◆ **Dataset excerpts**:

========================

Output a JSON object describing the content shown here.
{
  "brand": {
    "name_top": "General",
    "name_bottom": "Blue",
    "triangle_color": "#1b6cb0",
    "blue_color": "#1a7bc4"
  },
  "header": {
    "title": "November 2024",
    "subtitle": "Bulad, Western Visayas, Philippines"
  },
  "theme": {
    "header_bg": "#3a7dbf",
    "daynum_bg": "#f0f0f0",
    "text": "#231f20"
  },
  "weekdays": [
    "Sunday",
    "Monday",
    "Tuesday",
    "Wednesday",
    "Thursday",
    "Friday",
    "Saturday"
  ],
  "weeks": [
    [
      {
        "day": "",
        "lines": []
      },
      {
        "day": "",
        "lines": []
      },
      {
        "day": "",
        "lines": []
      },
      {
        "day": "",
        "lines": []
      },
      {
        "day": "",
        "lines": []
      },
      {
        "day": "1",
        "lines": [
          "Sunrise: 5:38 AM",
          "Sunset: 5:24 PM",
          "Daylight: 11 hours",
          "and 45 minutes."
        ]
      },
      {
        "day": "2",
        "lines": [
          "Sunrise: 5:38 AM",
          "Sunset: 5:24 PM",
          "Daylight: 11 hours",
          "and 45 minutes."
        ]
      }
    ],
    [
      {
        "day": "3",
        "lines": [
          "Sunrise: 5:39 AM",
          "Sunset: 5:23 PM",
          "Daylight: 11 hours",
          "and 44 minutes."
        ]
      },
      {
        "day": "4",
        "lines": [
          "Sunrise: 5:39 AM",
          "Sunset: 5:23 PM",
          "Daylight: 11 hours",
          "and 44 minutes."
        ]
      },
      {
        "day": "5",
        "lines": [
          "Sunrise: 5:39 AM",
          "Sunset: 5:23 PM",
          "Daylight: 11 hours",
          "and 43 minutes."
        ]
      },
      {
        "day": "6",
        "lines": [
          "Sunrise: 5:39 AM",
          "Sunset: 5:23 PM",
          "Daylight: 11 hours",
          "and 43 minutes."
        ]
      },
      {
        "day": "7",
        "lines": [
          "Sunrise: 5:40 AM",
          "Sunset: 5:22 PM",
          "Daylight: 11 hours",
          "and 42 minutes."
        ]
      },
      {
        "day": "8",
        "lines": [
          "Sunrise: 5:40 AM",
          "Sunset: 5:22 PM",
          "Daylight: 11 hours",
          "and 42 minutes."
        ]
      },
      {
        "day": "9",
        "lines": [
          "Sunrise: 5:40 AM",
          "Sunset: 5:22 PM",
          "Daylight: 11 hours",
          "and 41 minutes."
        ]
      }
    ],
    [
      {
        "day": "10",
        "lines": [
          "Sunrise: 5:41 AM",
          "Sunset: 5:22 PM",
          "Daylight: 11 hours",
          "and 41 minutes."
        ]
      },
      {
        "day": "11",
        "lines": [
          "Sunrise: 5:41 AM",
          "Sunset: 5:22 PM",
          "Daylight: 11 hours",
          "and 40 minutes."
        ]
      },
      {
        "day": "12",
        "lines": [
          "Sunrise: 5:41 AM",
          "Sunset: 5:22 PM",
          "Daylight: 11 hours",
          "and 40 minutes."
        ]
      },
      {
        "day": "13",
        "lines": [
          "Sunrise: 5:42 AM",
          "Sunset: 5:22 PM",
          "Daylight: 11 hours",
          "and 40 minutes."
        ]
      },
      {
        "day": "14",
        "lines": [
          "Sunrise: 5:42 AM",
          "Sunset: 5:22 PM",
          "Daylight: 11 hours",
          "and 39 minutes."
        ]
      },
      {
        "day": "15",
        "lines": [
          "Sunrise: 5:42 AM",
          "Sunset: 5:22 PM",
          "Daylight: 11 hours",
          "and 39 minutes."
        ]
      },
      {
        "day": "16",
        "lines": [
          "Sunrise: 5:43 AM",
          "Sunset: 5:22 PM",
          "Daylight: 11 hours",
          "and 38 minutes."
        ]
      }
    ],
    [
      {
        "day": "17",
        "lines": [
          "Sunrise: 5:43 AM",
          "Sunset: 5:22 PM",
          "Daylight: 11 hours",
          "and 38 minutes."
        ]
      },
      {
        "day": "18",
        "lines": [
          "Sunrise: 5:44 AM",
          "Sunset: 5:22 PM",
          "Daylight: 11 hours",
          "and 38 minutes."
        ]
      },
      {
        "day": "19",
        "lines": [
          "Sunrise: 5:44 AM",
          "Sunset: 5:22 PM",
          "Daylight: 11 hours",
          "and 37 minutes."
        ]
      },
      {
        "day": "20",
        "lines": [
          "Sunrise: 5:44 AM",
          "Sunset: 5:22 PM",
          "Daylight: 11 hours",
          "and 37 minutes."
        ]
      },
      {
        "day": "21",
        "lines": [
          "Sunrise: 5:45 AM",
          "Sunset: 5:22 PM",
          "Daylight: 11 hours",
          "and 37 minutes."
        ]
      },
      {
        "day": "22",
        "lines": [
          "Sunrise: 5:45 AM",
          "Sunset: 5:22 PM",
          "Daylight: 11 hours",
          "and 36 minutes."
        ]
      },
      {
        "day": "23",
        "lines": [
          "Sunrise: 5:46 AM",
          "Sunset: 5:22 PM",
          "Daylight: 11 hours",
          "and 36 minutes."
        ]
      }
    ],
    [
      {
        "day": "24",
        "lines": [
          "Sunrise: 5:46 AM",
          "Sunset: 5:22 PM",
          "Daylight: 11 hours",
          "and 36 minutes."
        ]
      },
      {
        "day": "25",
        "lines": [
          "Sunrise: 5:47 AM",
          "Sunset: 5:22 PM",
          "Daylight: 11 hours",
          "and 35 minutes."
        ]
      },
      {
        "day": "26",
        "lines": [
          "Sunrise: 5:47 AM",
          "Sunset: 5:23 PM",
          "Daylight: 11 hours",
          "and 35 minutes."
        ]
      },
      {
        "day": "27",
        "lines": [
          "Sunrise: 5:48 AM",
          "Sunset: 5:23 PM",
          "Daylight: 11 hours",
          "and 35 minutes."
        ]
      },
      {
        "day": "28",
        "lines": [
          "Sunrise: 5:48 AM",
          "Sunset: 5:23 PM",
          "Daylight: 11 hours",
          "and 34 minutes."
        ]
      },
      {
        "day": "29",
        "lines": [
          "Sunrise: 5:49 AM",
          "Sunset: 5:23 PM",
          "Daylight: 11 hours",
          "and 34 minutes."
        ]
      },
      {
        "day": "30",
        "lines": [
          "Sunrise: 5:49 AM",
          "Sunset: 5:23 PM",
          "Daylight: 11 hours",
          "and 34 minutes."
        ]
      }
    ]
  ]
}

========================

◆ **EXERCISE INSTRUCTIONS**: Return the lines above exactly, keeping every word.

◆ **COMPLETED EXERCISE**:
Output a JSON object describing the content shown here.
{
  "brand": {
    "name_top": "General",
    "name_bottom": "Blue",
    "triangle_color": "#1b6cb0",
    "blue_color": "#1a7bc4"
  },
  "header": {
    "title": "November 2024",
    "subtitle": "Bulad, Western Visayas, Philippines"
  },
  "theme": {
    "header_bg": "#3a7dbf",
    "daynum_bg": "#f0f0f0",
    "text": "#231f20"
  },
  "weekdays": [
    "Sunday",
    "Monday",
    "Tuesday",
    "Wednesday",
    "Thursday",
    "Friday",
    "Saturday"
  ],
  "weeks": [
    [
      {
        "day": "",
        "lines": []
      },
      {
        "day": "",
        "lines": []
      },
      {
        "day": "",
        "lines": []
      },
      {
        "day": "",
        "lines": []
      },
      {
        "day": "",
        "lines": []
      },
      {
        "day": "1",
        "lines": [
          "Sunrise: 5:38 AM",
          "Sunset: 5:24 PM",
          "Daylight: 11 hours",
          "and 45 minutes."
        ]
      },
      {
        "day": "2",
        "lines": [
          "Sunrise: 5:38 AM",
          "Sunset: 5:24 PM",
          "Daylight: 11 hours",
          "and 45 minutes."
        ]
      }
    ],
    [
      {
        "day": "3",
        "lines": [
          "Sunrise: 5:39 AM",
          "Sunset: 5:23 PM",
          "Daylight: 11 hours",
          "and 44 minutes."
        ]
      },
      {
        "day": "4",
        "lines": [
          "Sunrise: 5:39 AM",
          "Sunset: 5:23 PM",
          "Daylight: 11 hours",
          "and 44 minutes."
        ]
      },
      {
        "day": "5",
        "lines": [
          "Sunrise: 5:39 AM",
          "Sunset: 5:23 PM",
          "Daylight: 11 hours",
          "and 43 minutes."
        ]
      },
      {
        "day": "6",
        "lines": [
          "Sunrise: 5:39 AM",
          "Sunset: 5:23 PM",
          "Daylight: 11 hours",
          "and 43 minutes."
        ]
      },
      {
        "day": "7",
        "lines": [
          "Sunrise: 5:40 AM",
          "Sunset: 5:22 PM",
          "Daylight: 11 hours",
          "and 42 minutes."
        ]
      },
      {
        "day": "8",
        "lines": [
          "Sunrise: 5:40 AM",
          "Sunset: 5:22 PM",
          "Daylight: 11 hours",
          "and 42 minutes."
        ]
      },
      {
        "day": "9",
        "lines": [
          "Sunrise: 5:40 AM",
          "Sunset: 5:22 PM",
          "Daylight: 11 hours",
          "and 41 minutes."
        ]
      }
    ],
    [
      {
        "day": "10",
        "lines": [
          "Sunrise: 5:41 AM",
          "Sunset: 5:22 PM",
          "Daylight: 11 hours",
          "and 41 minutes."
        ]
      },
      {
        "day": "11",
        "lines": [
          "Sunrise: 5:41 AM",
          "Sunset: 5:22 PM",
          "Daylight: 11 hours",
          "and 40 minutes."
        ]
      },
      {
        "day": "12",
        "lines": [
          "Sunrise: 5:41 AM",
          "Sunset: 5:22 PM",
          "Daylight: 11 hours",
          "and 40 minutes."
        ]
      },
      {
        "day": "13",
        "lines": [
          "Sunrise: 5:42 AM",
          "Sunset: 5:22 PM",
          "Daylight: 11 hours",
          "and 40 minutes."
        ]
      },
      {
        "day": "14",
        "lines": [
          "Sunrise: 5:42 AM",
          "Sunset: 5:22 PM",
          "Daylight: 11 hours",
          "and 39 minutes."
        ]
      },
      {
        "day": "15",
        "lines": [
          "Sunrise: 5:42 AM",
          "Sunset: 5:22 PM",
          "Daylight: 11 hours",
          "and 39 minutes."
        ]
      },
      {
        "day": "16",
        "lines": [
          "Sunrise: 5:43 AM",
          "Sunset: 5:22 PM",
          "Daylight: 11 hours",
          "and 38 minutes."
        ]
      }
    ],
    [
      {
        "day": "17",
        "lines": [
          "Sunrise: 5:43 AM",
          "Sunset: 5:22 PM",
          "Daylight: 11 hours",
          "and 38 minutes."
        ]
      },
      {
        "day": "18",
        "lines": [
          "Sunrise: 5:44 AM",
          "Sunset: 5:22 PM",
          "Daylight: 11 hours",
          "and 38 minutes."
        ]
      },
      {
        "day": "19",
        "lines": [
          "Sunrise: 5:44 AM",
          "Sunset: 5:22 PM",
          "Daylight: 11 hours",
          "and 37 minutes."
        ]
      },
      {
        "day": "20",
        "lines": [
          "Sunrise: 5:44 AM",
          "Sunset: 5:22 PM",
          "Daylight: 11 hours",
          "and 37 minutes."
        ]
      },
      {
        "day": "21",
        "lines": [
          "Sunrise: 5:45 AM",
          "Sunset: 5:22 PM",
          "Daylight: 11 hours",
          "and 37 minutes."
        ]
      },
      {
        "day": "22",
        "lines": [
          "Sunrise: 5:45 AM",
          "Sunset: 5:22 PM",
          "Daylight: 11 hours",
          "and 36 minutes."
        ]
      },
      {
        "day": "23",
        "lines": [
          "Sunrise: 5:46 AM",
          "Sunset: 5:22 PM",
          "Daylight: 11 hours",
          "and 36 minutes."
        ]
      }
    ],
    [
      {
        "day": "24",
        "lines": [
          "Sunrise: 5:46 AM",
          "Sunset: 5:22 PM",
          "Daylight: 11 hours",
          "and 36 minutes."
        ]
      },
      {
        "day": "25",
        "lines": [
          "Sunrise: 5:47 AM",
          "Sunset: 5:22 PM",
          "Daylight: 11 hours",
          "and 35 minutes."
        ]
      },
      {
        "day": "26",
        "lines": [
          "Sunrise: 5:47 AM",
          "Sunset: 5:23 PM",
          "Daylight: 11 hours",
          "and 35 minutes."
        ]
      },
      {
        "day": "27",
        "lines": [
          "Sunrise: 5:48 AM",
          "Sunset: 5:23 PM",
          "Daylight: 11 hours",
          "and 35 minutes."
        ]
      },
      {
        "day": "28",
        "lines": [
          "Sunrise: 5:48 AM",
          "Sunset: 5:23 PM",
          "Daylight: 11 hours",
          "and 34 minutes."
        ]
      },
      {
        "day": "29",
        "lines": [
          "Sunrise: 5:49 AM",
          "Sunset: 5:23 PM",
          "Daylight: 11 hours",
          "and 34 minutes."
        ]
      },
      {
        "day": "30",
        "lines": [
          "Sunrise: 5:49 AM",
          "Sunset: 5:23 PM",
          "Daylight: 11 hours",
          "and 34 minutes."
        ]
      }
    ]
  ]
}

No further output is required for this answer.